**Exercise goal:** In the records that follow, show each line where the word "SYSTEM" is present.

**Figure dataset records:**
------------

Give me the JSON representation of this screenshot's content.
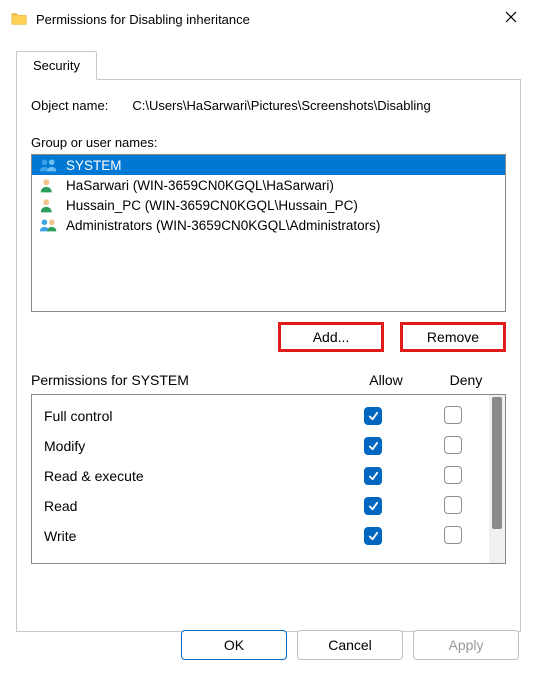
{
  "window": {
    "title": "Permissions for Disabling inheritance"
  },
  "tab": {
    "label": "Security"
  },
  "object": {
    "label": "Object name:",
    "value": "C:\\Users\\HaSarwari\\Pictures\\Screenshots\\Disabling"
  },
  "groups": {
    "label": "Group or user names:",
    "items": [
      {
        "name": "SYSTEM",
        "icon": "users-blue",
        "selected": true
      },
      {
        "name": "HaSarwari (WIN-3659CN0KGQL\\HaSarwari)",
        "icon": "user-green",
        "selected": false
      },
      {
        "name": "Hussain_PC (WIN-3659CN0KGQL\\Hussain_PC)",
        "icon": "user-green",
        "selected": false
      },
      {
        "name": "Administrators (WIN-3659CN0KGQL\\Administrators)",
        "icon": "users-mixed",
        "selected": false
      }
    ]
  },
  "buttons": {
    "add": "Add...",
    "remove": "Remove",
    "ok": "OK",
    "cancel": "Cancel",
    "apply": "Apply"
  },
  "permissions": {
    "header_for": "Permissions for SYSTEM",
    "col_allow": "Allow",
    "col_deny": "Deny",
    "rows": [
      {
        "name": "Full control",
        "allow": true,
        "deny": false
      },
      {
        "name": "Modify",
        "allow": true,
        "deny": false
      },
      {
        "name": "Read & execute",
        "allow": true,
        "deny": false
      },
      {
        "name": "Read",
        "allow": true,
        "deny": false
      },
      {
        "name": "Write",
        "allow": true,
        "deny": false
      }
    ]
  },
  "colors": {
    "selection": "#0078d4",
    "checkbox": "#0067c0",
    "highlight_border": "#e11b1b"
  }
}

------------

**Exercise solution:**
        "name": "SYSTEM",
    "header_for": "Permissions for SYSTEM",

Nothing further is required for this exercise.